*Material*:
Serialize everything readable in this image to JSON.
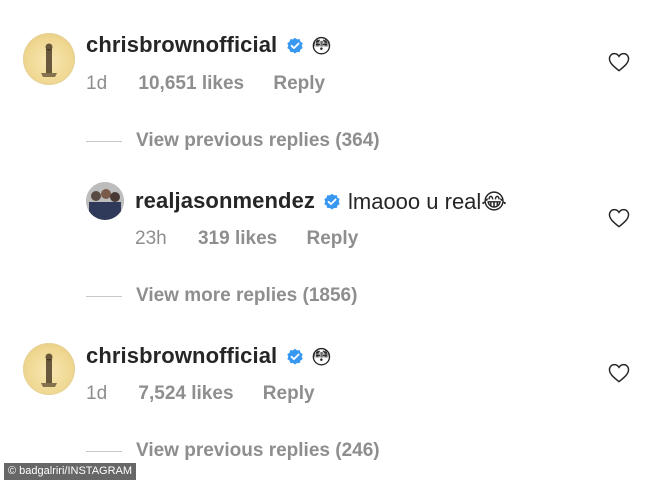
{
  "comments": [
    {
      "username": "chrisbrownofficial",
      "verified": true,
      "text": "😳",
      "time": "1d",
      "likes": "10,651 likes",
      "reply": "Reply"
    },
    {
      "username": "realjasonmendez",
      "verified": true,
      "text": "lmaooo u real😂",
      "time": "23h",
      "likes": "319 likes",
      "reply": "Reply"
    },
    {
      "username": "chrisbrownofficial",
      "verified": true,
      "text": "😳",
      "time": "1d",
      "likes": "7,524 likes",
      "reply": "Reply"
    }
  ],
  "view_replies": [
    "View previous replies (364)",
    "View more replies (1856)",
    "View previous replies (246)"
  ],
  "watermark": "© badgalriri/INSTAGRAM",
  "colors": {
    "text": "#262626",
    "muted": "#8e8e8e",
    "verified_blue": "#3897f0",
    "divider": "#c7c7c7"
  },
  "icons": {
    "like": "heart-outline-icon",
    "verified": "verified-badge-icon"
  }
}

*Exercise details*: Leave out the pictures and give the listing above again exactly.

*Exercise response*:
Serialize everything readable in this image to JSON.
{
  "comments": [
    {
      "username": "chrisbrownofficial",
      "verified": true,
      "text": "😳",
      "time": "1d",
      "likes": "10,651 likes",
      "reply": "Reply"
    },
    {
      "username": "realjasonmendez",
      "verified": true,
      "text": "lmaooo u real😂",
      "time": "23h",
      "likes": "319 likes",
      "reply": "Reply"
    },
    {
      "username": "chrisbrownofficial",
      "verified": true,
      "text": "😳",
      "time": "1d",
      "likes": "7,524 likes",
      "reply": "Reply"
    }
  ],
  "view_replies": [
    "View previous replies (364)",
    "View more replies (1856)",
    "View previous replies (246)"
  ],
  "watermark": "© badgalriri/INSTAGRAM",
  "colors": {
    "text": "#262626",
    "muted": "#8e8e8e",
    "verified_blue": "#3897f0",
    "divider": "#c7c7c7"
  },
  "icons": {
    "like": "heart-outline-icon",
    "verified": "verified-badge-icon"
  }
}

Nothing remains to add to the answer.